┌─ Provided data
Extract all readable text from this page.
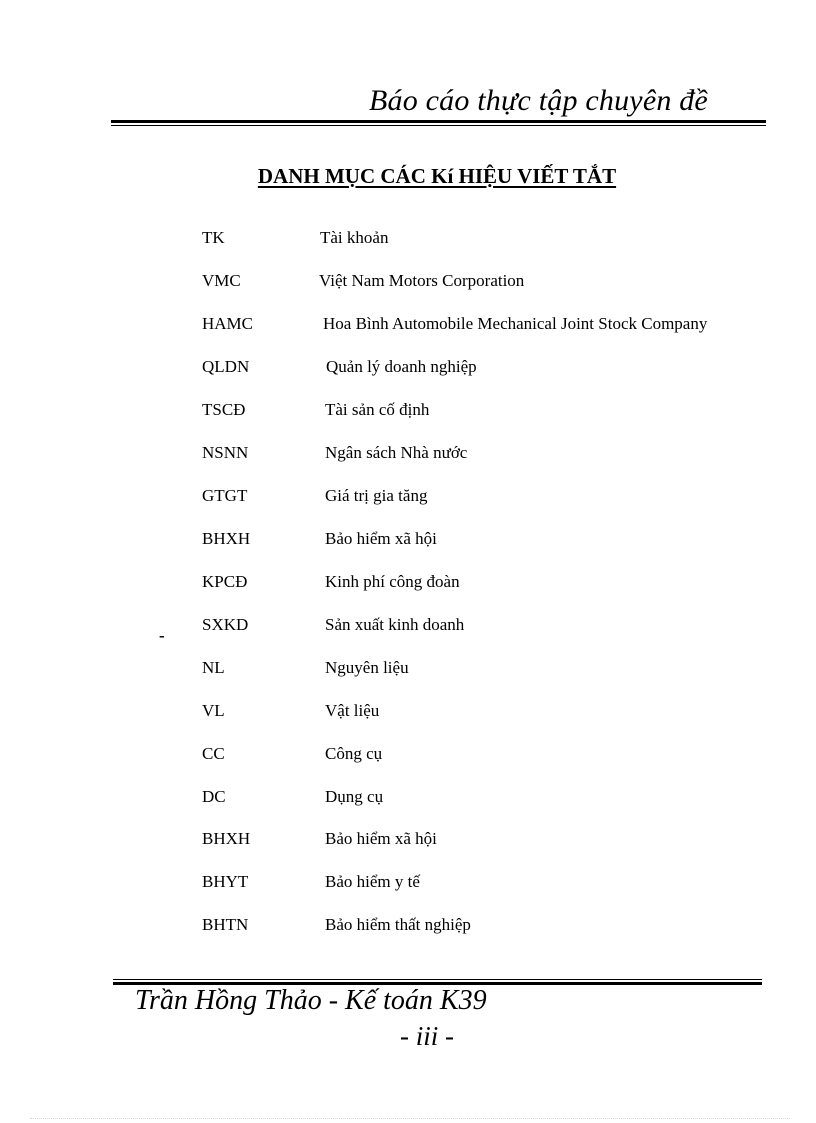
Báo cáo thực tập chuyên đề
DANH MỤC CÁC Kí HIỆU VIẾT TẮT
TK	Tài khoản
VMC	Việt Nam Motors Corporation
HAMC	Hoa Bình Automobile Mechanical Joint Stock Company
QLDN	Quản lý doanh nghiệp
TSCĐ	Tài sản cố định
NSNN	Ngân sách Nhà nước
GTGT	Giá trị gia tăng
BHXH	Bảo hiểm xã hội
KPCĐ	Kinh phí công đoàn
SXKD	Sản xuất kinh doanh
NL	Nguyên liệu
VL	Vật liệu
CC	Công cụ
DC	Dụng cụ
BHXH	Bảo hiểm xã hội
BHYT	Bảo hiểm y tế
BHTN	Bảo hiểm thất nghiệp
-
Trần Hồng Thảo - Kế toán K39
- iii -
└─
What you have to do:
Omit the pictures, then quote the rest of the material above exactly.

Exercise answer:
Extract all readable text from this page.
Báo cáo thực tập chuyên đề
DANH MỤC CÁC Kí HIỆU VIẾT TẮT
TK	Tài khoản
VMC	Việt Nam Motors Corporation
HAMC	Hoa Bình Automobile Mechanical Joint Stock Company
QLDN	Quản lý doanh nghiệp
TSCĐ	Tài sản cố định
NSNN	Ngân sách Nhà nước
GTGT	Giá trị gia tăng
BHXH	Bảo hiểm xã hội
KPCĐ	Kinh phí công đoàn
SXKD	Sản xuất kinh doanh
NL	Nguyên liệu
VL	Vật liệu
CC	Công cụ
DC	Dụng cụ
BHXH	Bảo hiểm xã hội
BHYT	Bảo hiểm y tế
BHTN	Bảo hiểm thất nghiệp
-
Trần Hồng Thảo - Kế toán K39
- iii -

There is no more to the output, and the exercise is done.